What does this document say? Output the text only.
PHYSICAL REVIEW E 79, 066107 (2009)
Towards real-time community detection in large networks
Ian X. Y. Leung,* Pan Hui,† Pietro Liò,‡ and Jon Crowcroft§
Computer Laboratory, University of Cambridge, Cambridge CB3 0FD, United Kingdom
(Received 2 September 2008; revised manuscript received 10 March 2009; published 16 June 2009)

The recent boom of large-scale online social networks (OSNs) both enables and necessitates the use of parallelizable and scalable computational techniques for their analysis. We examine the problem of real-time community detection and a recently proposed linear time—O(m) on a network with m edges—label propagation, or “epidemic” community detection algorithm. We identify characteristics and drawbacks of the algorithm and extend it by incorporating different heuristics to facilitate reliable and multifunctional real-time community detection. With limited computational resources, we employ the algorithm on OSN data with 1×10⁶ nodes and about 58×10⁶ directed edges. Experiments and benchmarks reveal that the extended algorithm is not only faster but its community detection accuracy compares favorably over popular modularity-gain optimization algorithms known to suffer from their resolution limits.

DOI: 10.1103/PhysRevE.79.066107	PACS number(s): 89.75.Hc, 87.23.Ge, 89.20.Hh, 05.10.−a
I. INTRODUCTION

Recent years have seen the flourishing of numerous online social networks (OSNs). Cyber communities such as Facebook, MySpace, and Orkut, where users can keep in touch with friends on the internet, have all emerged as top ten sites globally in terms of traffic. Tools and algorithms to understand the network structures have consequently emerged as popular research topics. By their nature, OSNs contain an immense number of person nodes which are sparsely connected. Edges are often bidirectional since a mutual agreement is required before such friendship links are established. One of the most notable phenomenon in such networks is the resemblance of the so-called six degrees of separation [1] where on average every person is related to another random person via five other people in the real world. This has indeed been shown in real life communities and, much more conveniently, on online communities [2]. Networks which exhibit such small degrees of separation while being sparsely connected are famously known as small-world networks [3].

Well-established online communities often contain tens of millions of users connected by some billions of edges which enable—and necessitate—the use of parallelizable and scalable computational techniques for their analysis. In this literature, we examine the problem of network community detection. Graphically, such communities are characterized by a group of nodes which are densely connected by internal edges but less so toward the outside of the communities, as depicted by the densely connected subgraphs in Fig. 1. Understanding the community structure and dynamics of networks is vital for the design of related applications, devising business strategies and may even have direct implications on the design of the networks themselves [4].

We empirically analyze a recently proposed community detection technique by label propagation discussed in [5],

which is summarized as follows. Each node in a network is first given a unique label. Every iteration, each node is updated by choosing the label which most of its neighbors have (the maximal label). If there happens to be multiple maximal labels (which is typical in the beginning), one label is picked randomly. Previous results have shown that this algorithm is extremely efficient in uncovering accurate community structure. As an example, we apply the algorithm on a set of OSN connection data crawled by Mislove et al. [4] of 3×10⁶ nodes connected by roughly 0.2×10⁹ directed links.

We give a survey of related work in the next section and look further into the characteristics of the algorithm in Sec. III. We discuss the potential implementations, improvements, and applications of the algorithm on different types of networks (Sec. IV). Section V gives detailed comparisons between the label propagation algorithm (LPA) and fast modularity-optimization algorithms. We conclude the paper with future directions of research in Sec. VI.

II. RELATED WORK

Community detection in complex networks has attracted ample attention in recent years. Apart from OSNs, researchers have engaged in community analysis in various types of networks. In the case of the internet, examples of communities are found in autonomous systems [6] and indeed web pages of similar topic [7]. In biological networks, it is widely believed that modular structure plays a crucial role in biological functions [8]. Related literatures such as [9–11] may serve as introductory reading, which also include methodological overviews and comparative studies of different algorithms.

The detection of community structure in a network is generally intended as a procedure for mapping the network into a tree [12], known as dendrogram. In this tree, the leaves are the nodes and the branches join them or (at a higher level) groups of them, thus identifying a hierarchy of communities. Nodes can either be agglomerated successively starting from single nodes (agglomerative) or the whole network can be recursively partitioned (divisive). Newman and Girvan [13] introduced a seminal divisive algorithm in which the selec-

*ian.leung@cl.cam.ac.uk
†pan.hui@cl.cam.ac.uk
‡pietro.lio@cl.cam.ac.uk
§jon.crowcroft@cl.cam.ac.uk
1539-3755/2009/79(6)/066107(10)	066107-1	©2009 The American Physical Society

REQUIREMENT: Please set down the whole listing above without altering a single line.

ANSWER:
What does this document say? Output the text only.
PHYSICAL REVIEW E 79, 066107 (2009)
Towards real-time community detection in large networks
Ian X. Y. Leung,* Pan Hui,† Pietro Liò,‡ and Jon Crowcroft§
Computer Laboratory, University of Cambridge, Cambridge CB3 0FD, United Kingdom
(Received 2 September 2008; revised manuscript received 10 March 2009; published 16 June 2009)

The recent boom of large-scale online social networks (OSNs) both enables and necessitates the use of parallelizable and scalable computational techniques for their analysis. We examine the problem of real-time community detection and a recently proposed linear time—O(m) on a network with m edges—label propagation, or “epidemic” community detection algorithm. We identify characteristics and drawbacks of the algorithm and extend it by incorporating different heuristics to facilitate reliable and multifunctional real-time community detection. With limited computational resources, we employ the algorithm on OSN data with 1×10⁶ nodes and about 58×10⁶ directed edges. Experiments and benchmarks reveal that the extended algorithm is not only faster but its community detection accuracy compares favorably over popular modularity-gain optimization algorithms known to suffer from their resolution limits.

DOI: 10.1103/PhysRevE.79.066107	PACS number(s): 89.75.Hc, 87.23.Ge, 89.20.Hh, 05.10.−a
I. INTRODUCTION

Recent years have seen the flourishing of numerous online social networks (OSNs). Cyber communities such as Facebook, MySpace, and Orkut, where users can keep in touch with friends on the internet, have all emerged as top ten sites globally in terms of traffic. Tools and algorithms to understand the network structures have consequently emerged as popular research topics. By their nature, OSNs contain an immense number of person nodes which are sparsely connected. Edges are often bidirectional since a mutual agreement is required before such friendship links are established. One of the most notable phenomenon in such networks is the resemblance of the so-called six degrees of separation [1] where on average every person is related to another random person via five other people in the real world. This has indeed been shown in real life communities and, much more conveniently, on online communities [2]. Networks which exhibit such small degrees of separation while being sparsely connected are famously known as small-world networks [3].

Well-established online communities often contain tens of millions of users connected by some billions of edges which enable—and necessitate—the use of parallelizable and scalable computational techniques for their analysis. In this literature, we examine the problem of network community detection. Graphically, such communities are characterized by a group of nodes which are densely connected by internal edges but less so toward the outside of the communities, as depicted by the densely connected subgraphs in Fig. 1. Understanding the community structure and dynamics of networks is vital for the design of related applications, devising business strategies and may even have direct implications on the design of the networks themselves [4].

We empirically analyze a recently proposed community detection technique by label propagation discussed in [5],

which is summarized as follows. Each node in a network is first given a unique label. Every iteration, each node is updated by choosing the label which most of its neighbors have (the maximal label). If there happens to be multiple maximal labels (which is typical in the beginning), one label is picked randomly. Previous results have shown that this algorithm is extremely efficient in uncovering accurate community structure. As an example, we apply the algorithm on a set of OSN connection data crawled by Mislove et al. [4] of 3×10⁶ nodes connected by roughly 0.2×10⁹ directed links.

We give a survey of related work in the next section and look further into the characteristics of the algorithm in Sec. III. We discuss the potential implementations, improvements, and applications of the algorithm on different types of networks (Sec. IV). Section V gives detailed comparisons between the label propagation algorithm (LPA) and fast modularity-optimization algorithms. We conclude the paper with future directions of research in Sec. VI.

II. RELATED WORK

Community detection in complex networks has attracted ample attention in recent years. Apart from OSNs, researchers have engaged in community analysis in various types of networks. In the case of the internet, examples of communities are found in autonomous systems [6] and indeed web pages of similar topic [7]. In biological networks, it is widely believed that modular structure plays a crucial role in biological functions [8]. Related literatures such as [9–11] may serve as introductory reading, which also include methodological overviews and comparative studies of different algorithms.

The detection of community structure in a network is generally intended as a procedure for mapping the network into a tree [12], known as dendrogram. In this tree, the leaves are the nodes and the branches join them or (at a higher level) groups of them, thus identifying a hierarchy of communities. Nodes can either be agglomerated successively starting from single nodes (agglomerative) or the whole network can be recursively partitioned (divisive). Newman and Girvan [13] introduced a seminal divisive algorithm in which the selec-

*ian.leung@cl.cam.ac.uk
†pan.hui@cl.cam.ac.uk
‡pietro.lio@cl.cam.ac.uk
§jon.crowcroft@cl.cam.ac.uk
1539-3755/2009/79(6)/066107(10)	066107-1	©2009 The American Physical Society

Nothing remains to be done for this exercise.